— MATERIAL SUPPLIED —
┌──

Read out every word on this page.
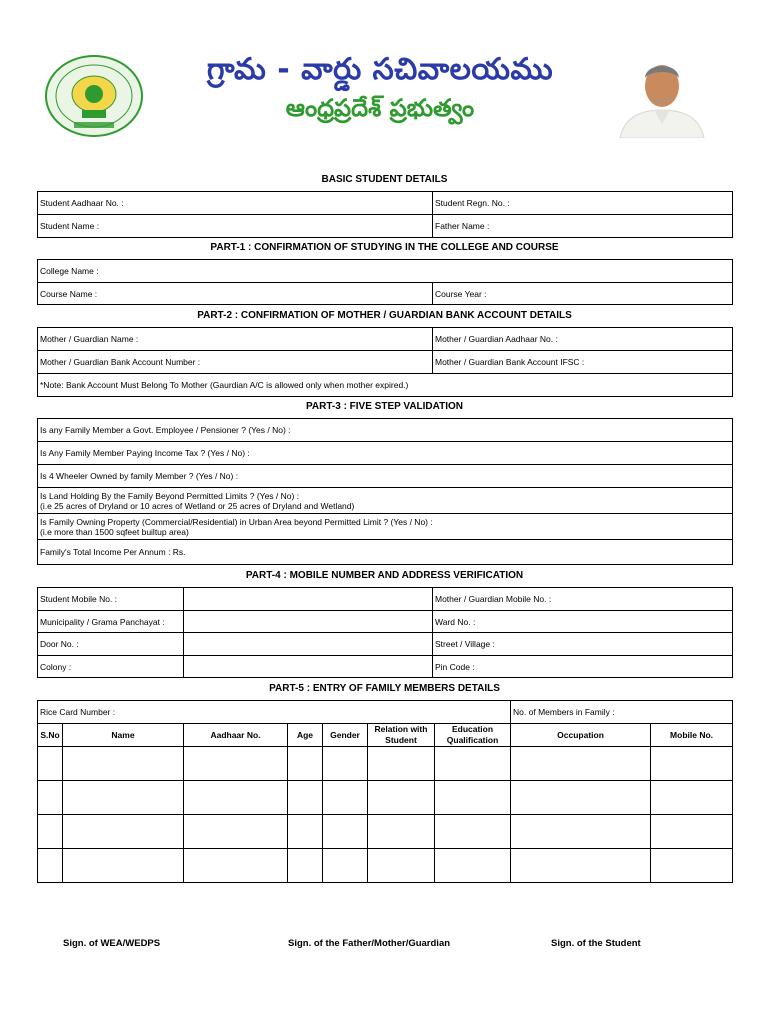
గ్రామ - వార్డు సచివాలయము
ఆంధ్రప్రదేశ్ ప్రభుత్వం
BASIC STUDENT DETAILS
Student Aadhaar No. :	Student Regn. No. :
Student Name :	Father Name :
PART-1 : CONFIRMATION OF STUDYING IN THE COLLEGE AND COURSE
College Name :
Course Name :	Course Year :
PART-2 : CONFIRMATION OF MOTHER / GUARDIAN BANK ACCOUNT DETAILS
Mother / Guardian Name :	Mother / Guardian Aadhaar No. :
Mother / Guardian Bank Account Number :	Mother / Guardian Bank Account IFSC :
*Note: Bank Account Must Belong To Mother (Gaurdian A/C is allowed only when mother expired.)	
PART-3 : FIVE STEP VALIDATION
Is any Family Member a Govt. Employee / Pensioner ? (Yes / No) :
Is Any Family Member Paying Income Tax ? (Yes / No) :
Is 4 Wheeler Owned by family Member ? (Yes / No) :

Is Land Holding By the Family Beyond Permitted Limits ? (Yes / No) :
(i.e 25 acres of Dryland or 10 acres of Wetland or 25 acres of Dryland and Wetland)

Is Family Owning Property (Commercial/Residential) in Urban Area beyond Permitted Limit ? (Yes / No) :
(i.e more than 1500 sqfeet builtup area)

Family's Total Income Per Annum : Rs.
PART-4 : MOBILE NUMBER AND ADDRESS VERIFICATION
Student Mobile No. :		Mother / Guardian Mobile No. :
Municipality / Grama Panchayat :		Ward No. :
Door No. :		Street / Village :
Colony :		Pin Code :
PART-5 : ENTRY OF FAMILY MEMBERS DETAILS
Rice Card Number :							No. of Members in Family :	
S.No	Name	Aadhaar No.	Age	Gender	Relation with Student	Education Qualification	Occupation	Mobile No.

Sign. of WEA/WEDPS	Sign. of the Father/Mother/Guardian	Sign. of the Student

└──

— PROBLEM TO SOLVE —
Copy each line of the records above that carries the word "Permitted".

— SOLVED PROBLEM —
Is Land Holding By the Family Beyond Permitted Limits ? (Yes / No) :
Is Family Owning Property (Commercial/Residential) in Urban Area beyond Permitted Limit ? (Yes / No) :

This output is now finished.